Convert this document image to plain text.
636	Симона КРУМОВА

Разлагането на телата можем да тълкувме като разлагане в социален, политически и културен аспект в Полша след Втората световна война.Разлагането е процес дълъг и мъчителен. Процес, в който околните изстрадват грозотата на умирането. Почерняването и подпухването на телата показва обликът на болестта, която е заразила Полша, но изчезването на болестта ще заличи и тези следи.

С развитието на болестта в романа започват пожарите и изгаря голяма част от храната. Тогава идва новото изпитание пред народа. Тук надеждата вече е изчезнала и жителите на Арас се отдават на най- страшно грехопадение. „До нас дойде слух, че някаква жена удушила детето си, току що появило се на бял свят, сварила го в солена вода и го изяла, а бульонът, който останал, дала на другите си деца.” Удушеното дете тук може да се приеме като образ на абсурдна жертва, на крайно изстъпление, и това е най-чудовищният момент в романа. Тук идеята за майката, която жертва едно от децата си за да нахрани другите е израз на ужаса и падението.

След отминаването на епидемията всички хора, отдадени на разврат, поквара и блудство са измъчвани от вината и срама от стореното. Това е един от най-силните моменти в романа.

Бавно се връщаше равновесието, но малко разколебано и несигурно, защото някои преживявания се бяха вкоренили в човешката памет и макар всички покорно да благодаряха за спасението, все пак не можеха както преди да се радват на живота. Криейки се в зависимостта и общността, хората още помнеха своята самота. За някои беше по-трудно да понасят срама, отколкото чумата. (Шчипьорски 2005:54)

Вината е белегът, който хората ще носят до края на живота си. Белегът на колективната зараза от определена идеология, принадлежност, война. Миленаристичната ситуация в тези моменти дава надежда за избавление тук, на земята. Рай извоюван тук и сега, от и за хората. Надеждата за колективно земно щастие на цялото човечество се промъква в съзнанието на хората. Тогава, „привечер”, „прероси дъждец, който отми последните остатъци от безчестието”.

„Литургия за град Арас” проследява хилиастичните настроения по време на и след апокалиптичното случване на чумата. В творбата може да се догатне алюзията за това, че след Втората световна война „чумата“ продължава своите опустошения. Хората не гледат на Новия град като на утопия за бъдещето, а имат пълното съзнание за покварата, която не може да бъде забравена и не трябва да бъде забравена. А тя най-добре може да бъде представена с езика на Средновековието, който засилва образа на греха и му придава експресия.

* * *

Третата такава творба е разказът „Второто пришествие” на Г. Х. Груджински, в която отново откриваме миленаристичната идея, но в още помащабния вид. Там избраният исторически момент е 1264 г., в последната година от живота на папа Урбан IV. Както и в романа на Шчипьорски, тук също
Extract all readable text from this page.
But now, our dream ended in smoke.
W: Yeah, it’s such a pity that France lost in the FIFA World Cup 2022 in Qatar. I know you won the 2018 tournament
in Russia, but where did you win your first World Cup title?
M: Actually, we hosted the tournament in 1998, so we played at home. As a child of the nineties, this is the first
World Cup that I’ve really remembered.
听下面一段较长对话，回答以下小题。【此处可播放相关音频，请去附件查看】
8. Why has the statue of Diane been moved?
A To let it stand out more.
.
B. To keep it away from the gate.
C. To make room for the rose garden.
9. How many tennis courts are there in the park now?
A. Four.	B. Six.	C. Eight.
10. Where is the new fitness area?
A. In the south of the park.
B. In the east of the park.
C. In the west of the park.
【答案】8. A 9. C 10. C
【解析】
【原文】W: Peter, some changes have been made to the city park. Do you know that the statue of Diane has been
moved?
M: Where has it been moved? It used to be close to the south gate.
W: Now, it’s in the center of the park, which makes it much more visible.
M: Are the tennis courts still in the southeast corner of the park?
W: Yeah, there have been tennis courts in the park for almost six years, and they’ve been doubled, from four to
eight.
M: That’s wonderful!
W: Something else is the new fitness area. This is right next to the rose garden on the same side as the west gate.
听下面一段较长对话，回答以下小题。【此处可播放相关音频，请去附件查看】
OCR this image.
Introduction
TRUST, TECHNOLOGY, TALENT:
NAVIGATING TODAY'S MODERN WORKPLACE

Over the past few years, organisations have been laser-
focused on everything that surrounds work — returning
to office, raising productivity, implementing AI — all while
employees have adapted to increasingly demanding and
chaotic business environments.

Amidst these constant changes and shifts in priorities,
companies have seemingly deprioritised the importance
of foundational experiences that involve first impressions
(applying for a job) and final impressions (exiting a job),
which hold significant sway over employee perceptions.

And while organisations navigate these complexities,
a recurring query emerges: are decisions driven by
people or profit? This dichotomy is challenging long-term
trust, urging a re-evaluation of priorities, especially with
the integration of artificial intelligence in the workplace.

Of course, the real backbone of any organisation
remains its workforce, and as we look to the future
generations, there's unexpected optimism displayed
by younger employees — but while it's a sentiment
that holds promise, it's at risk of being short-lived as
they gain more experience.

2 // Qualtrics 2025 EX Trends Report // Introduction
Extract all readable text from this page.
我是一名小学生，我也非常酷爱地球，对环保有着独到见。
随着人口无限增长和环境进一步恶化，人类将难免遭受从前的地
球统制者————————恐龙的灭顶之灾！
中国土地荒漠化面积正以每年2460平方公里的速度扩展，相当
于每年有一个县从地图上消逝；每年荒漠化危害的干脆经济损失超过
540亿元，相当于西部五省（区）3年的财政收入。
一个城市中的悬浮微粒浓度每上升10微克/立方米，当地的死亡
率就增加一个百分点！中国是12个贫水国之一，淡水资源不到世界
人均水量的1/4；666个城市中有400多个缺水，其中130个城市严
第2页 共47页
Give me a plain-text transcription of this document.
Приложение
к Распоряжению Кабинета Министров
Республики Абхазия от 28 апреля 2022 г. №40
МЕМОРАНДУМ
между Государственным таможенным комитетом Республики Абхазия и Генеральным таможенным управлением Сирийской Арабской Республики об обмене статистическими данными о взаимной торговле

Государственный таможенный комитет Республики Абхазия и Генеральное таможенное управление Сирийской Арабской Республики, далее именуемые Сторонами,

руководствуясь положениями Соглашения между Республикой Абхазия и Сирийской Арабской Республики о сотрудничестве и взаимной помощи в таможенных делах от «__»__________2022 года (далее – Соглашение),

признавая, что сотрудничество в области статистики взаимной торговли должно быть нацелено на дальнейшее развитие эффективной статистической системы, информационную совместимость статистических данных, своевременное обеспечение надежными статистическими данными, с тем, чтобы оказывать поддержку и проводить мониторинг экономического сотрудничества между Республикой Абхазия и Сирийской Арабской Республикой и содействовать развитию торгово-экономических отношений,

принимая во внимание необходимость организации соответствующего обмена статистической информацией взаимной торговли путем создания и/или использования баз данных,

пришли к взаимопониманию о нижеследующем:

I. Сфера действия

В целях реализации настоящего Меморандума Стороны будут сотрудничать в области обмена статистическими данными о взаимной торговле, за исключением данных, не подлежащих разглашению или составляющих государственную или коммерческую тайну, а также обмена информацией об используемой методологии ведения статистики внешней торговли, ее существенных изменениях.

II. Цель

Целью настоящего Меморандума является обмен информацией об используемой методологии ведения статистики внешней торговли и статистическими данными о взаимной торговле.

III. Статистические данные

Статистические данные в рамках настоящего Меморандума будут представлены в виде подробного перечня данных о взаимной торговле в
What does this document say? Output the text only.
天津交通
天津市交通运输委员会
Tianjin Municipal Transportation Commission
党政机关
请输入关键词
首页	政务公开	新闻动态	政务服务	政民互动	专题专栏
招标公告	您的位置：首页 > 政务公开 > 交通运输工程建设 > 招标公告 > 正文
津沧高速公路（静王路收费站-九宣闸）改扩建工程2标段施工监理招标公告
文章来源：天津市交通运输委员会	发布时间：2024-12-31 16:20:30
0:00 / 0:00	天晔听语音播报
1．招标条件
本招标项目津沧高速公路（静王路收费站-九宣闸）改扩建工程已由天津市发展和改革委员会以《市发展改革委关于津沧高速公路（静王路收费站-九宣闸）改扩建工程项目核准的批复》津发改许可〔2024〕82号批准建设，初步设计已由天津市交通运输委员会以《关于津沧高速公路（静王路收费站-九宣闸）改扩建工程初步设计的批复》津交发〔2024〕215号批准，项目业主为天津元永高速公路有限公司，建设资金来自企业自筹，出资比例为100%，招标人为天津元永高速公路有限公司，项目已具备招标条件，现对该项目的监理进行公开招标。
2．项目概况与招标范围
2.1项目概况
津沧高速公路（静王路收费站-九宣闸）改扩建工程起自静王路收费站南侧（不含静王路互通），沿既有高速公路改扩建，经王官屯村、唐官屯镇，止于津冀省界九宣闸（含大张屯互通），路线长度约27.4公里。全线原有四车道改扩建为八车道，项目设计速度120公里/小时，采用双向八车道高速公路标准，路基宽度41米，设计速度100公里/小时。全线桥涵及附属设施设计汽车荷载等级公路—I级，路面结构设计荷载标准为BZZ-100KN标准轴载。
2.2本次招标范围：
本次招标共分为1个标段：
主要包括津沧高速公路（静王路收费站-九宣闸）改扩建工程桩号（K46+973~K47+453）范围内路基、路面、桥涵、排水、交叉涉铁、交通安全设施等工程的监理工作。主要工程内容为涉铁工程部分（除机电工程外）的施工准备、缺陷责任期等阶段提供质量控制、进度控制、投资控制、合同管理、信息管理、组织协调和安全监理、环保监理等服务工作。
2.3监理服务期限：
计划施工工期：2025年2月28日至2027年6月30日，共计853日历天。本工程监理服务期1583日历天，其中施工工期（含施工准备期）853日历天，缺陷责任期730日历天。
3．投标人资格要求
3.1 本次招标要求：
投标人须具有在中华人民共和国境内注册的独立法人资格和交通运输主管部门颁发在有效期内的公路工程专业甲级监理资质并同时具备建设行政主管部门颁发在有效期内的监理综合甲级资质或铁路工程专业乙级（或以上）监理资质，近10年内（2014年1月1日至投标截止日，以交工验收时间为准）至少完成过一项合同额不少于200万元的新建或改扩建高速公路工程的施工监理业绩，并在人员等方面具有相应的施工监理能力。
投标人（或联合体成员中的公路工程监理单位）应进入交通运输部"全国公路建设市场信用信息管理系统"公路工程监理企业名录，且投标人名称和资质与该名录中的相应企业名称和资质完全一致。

## WHAT IS BEING ASKED
Reproduce exactly the line containing "What does this" and every line after it through the end of the records above, and nothing else.

## THE OUTPUT
What does this document say? Output the text only.
天津交通
天津市交通运输委员会
Tianjin Municipal Transportation Commission
党政机关
请输入关键词
首页	政务公开	新闻动态	政务服务	政民互动	专题专栏
招标公告	您的位置：首页 > 政务公开 > 交通运输工程建设 > 招标公告 > 正文
津沧高速公路（静王路收费站-九宣闸）改扩建工程2标段施工监理招标公告
文章来源：天津市交通运输委员会	发布时间：2024-12-31 16:20:30
0:00 / 0:00	天晔听语音播报
1．招标条件
本招标项目津沧高速公路（静王路收费站-九宣闸）改扩建工程已由天津市发展和改革委员会以《市发展改革委关于津沧高速公路（静王路收费站-九宣闸）改扩建工程项目核准的批复》津发改许可〔2024〕82号批准建设，初步设计已由天津市交通运输委员会以《关于津沧高速公路（静王路收费站-九宣闸）改扩建工程初步设计的批复》津交发〔2024〕215号批准，项目业主为天津元永高速公路有限公司，建设资金来自企业自筹，出资比例为100%，招标人为天津元永高速公路有限公司，项目已具备招标条件，现对该项目的监理进行公开招标。
2．项目概况与招标范围
2.1项目概况
津沧高速公路（静王路收费站-九宣闸）改扩建工程起自静王路收费站南侧（不含静王路互通），沿既有高速公路改扩建，经王官屯村、唐官屯镇，止于津冀省界九宣闸（含大张屯互通），路线长度约27.4公里。全线原有四车道改扩建为八车道，项目设计速度120公里/小时，采用双向八车道高速公路标准，路基宽度41米，设计速度100公里/小时。全线桥涵及附属设施设计汽车荷载等级公路—I级，路面结构设计荷载标准为BZZ-100KN标准轴载。
2.2本次招标范围：
本次招标共分为1个标段：
主要包括津沧高速公路（静王路收费站-九宣闸）改扩建工程桩号（K46+973~K47+453）范围内路基、路面、桥涵、排水、交叉涉铁、交通安全设施等工程的监理工作。主要工程内容为涉铁工程部分（除机电工程外）的施工准备、缺陷责任期等阶段提供质量控制、进度控制、投资控制、合同管理、信息管理、组织协调和安全监理、环保监理等服务工作。
2.3监理服务期限：
计划施工工期：2025年2月28日至2027年6月30日，共计853日历天。本工程监理服务期1583日历天，其中施工工期（含施工准备期）853日历天，缺陷责任期730日历天。
3．投标人资格要求
3.1 本次招标要求：
投标人须具有在中华人民共和国境内注册的独立法人资格和交通运输主管部门颁发在有效期内的公路工程专业甲级监理资质并同时具备建设行政主管部门颁发在有效期内的监理综合甲级资质或铁路工程专业乙级（或以上）监理资质，近10年内（2014年1月1日至投标截止日，以交工验收时间为准）至少完成过一项合同额不少于200万元的新建或改扩建高速公路工程的施工监理业绩，并在人员等方面具有相应的施工监理能力。
投标人（或联合体成员中的公路工程监理单位）应进入交通运输部"全国公路建设市场信用信息管理系统"公路工程监理企业名录，且投标人名称和资质与该名录中的相应企业名称和资质完全一致。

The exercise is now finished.